Start of Records to process
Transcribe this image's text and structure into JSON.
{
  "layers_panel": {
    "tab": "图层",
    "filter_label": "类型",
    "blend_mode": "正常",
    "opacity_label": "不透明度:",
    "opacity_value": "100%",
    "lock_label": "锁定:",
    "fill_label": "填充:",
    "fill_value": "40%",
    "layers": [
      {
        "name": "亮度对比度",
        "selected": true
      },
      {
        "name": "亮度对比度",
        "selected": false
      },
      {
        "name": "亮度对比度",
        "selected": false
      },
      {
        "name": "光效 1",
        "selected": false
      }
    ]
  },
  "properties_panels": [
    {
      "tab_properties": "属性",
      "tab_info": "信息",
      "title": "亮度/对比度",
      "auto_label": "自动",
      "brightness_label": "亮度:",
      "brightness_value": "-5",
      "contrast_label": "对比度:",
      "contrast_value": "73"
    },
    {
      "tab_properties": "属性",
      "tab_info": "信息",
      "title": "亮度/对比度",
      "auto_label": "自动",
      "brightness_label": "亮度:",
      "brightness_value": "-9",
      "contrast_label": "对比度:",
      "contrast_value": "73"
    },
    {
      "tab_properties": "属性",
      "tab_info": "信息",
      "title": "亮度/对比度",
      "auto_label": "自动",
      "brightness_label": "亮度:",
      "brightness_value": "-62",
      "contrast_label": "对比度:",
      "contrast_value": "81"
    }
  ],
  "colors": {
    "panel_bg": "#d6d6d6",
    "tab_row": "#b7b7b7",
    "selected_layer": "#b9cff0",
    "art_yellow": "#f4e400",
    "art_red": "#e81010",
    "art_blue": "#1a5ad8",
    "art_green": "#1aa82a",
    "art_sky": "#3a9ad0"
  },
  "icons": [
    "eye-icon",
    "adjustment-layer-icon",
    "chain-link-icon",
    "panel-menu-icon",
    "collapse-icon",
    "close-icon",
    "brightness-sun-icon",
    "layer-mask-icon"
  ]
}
End of Records to process
Start of Records to process
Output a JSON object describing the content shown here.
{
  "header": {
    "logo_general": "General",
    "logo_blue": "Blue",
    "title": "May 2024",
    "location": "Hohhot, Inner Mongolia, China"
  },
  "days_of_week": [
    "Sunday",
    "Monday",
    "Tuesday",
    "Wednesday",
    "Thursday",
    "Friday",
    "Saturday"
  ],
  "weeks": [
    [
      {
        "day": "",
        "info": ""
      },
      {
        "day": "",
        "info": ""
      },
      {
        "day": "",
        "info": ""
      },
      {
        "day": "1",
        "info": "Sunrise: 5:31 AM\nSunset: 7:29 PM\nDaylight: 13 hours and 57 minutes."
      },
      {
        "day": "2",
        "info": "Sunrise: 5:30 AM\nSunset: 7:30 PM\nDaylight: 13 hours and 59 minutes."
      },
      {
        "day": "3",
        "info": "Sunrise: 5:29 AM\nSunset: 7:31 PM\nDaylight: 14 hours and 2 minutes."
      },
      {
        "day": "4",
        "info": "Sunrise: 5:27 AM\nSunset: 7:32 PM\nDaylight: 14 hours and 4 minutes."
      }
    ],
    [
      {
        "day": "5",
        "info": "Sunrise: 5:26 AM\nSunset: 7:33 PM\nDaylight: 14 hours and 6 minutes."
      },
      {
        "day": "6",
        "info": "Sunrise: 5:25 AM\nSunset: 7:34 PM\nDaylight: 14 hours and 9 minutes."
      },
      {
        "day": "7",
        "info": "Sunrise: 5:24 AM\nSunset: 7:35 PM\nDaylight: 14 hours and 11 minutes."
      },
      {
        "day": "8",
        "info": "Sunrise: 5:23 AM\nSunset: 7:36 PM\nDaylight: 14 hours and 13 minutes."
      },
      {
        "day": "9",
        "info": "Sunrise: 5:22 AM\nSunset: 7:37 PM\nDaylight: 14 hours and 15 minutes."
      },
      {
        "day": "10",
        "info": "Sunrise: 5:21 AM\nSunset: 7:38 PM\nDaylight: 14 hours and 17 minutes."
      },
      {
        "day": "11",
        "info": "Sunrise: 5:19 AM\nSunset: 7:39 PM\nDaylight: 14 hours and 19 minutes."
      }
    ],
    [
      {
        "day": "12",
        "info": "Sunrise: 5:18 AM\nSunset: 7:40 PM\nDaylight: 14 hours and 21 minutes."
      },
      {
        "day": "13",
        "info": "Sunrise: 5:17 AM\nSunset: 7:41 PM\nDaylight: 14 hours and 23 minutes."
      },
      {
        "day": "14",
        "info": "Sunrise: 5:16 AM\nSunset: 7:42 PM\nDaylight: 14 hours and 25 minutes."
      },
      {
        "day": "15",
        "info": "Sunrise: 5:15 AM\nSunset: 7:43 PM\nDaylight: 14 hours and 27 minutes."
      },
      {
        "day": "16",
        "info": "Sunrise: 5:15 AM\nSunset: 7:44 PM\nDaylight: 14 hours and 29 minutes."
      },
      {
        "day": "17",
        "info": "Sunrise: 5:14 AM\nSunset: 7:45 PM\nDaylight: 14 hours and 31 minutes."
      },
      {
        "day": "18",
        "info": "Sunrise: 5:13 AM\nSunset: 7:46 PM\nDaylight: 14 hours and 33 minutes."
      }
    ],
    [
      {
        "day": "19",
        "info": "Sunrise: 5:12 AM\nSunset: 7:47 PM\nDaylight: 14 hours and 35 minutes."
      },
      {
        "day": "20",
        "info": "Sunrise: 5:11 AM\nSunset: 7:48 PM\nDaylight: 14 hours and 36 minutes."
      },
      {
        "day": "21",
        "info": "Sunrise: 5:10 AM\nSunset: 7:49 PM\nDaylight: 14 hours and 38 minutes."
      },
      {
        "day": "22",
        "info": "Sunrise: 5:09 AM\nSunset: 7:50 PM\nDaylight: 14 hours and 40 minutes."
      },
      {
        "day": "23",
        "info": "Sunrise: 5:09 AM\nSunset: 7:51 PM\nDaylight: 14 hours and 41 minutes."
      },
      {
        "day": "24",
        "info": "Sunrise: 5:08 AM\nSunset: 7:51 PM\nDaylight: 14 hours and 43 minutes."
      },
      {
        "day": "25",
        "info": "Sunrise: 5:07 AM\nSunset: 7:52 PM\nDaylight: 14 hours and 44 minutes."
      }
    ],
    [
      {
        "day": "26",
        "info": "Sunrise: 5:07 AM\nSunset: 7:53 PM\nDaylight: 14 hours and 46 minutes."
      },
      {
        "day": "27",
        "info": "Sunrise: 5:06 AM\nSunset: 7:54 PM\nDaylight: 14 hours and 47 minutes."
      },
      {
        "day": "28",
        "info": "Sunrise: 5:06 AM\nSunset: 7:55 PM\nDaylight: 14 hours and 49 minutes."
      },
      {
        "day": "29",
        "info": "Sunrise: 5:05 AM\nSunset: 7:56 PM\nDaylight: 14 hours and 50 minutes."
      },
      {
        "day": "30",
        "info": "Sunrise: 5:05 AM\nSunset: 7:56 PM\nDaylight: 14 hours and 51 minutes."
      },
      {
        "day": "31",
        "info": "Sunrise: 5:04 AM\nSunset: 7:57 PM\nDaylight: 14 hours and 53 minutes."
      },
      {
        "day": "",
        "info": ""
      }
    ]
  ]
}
End of Records to process
• What is being asked: Copy out the lines that hold "JSON".

• Result below:
Transcribe this image's text and structure into JSON.
Output a JSON object describing the content shown here.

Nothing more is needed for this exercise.